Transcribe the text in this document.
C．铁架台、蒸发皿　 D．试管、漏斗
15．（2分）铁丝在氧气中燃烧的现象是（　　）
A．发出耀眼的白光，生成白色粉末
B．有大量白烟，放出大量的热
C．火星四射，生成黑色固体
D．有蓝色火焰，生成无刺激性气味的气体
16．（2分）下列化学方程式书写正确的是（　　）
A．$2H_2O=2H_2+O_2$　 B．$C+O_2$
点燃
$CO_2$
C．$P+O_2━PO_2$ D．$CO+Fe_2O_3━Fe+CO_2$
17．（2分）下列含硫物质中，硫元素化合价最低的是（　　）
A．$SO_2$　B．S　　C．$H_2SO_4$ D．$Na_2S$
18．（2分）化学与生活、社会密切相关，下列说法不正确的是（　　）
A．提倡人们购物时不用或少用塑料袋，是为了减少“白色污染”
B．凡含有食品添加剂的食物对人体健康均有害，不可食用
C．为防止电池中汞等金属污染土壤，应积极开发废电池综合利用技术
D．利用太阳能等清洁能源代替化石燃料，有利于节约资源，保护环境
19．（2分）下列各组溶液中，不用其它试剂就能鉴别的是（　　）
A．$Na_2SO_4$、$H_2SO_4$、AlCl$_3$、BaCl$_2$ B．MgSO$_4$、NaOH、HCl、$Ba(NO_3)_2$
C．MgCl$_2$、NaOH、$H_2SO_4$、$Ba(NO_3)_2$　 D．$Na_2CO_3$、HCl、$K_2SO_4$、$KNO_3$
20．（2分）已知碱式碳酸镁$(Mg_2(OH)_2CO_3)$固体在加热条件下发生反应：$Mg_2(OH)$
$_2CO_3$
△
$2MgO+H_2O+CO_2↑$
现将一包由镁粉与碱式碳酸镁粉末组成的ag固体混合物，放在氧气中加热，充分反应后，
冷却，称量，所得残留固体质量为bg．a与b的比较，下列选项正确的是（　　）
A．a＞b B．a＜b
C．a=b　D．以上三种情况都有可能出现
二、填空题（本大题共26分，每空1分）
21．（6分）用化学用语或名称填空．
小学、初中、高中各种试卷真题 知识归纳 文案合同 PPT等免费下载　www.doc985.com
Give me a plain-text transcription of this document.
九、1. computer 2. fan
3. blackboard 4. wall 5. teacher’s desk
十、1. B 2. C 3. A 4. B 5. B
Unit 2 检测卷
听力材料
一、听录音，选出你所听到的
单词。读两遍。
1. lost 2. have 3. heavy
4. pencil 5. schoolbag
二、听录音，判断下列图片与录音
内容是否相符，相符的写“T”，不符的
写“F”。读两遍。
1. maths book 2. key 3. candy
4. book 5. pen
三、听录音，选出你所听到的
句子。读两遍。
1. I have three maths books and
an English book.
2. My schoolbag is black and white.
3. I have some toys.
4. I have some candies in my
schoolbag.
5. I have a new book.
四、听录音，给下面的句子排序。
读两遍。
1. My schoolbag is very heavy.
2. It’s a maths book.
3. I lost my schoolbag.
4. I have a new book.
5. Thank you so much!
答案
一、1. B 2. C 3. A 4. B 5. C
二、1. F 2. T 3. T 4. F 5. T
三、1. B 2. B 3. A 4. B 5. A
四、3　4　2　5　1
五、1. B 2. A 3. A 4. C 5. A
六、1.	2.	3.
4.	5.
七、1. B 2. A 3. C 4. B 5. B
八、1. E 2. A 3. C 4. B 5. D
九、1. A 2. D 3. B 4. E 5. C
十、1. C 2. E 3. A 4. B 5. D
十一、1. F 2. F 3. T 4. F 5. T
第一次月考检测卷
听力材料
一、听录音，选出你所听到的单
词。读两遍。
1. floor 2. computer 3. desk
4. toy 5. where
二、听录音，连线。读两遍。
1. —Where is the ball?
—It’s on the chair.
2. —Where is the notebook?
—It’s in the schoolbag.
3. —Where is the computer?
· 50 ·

DIRECTIVE: Find the string "maths" in the entries above and return each line that holds it.

SOLUTION:
1. maths book 2. key 3. candy
1. I have three maths books and
2. It’s a maths book.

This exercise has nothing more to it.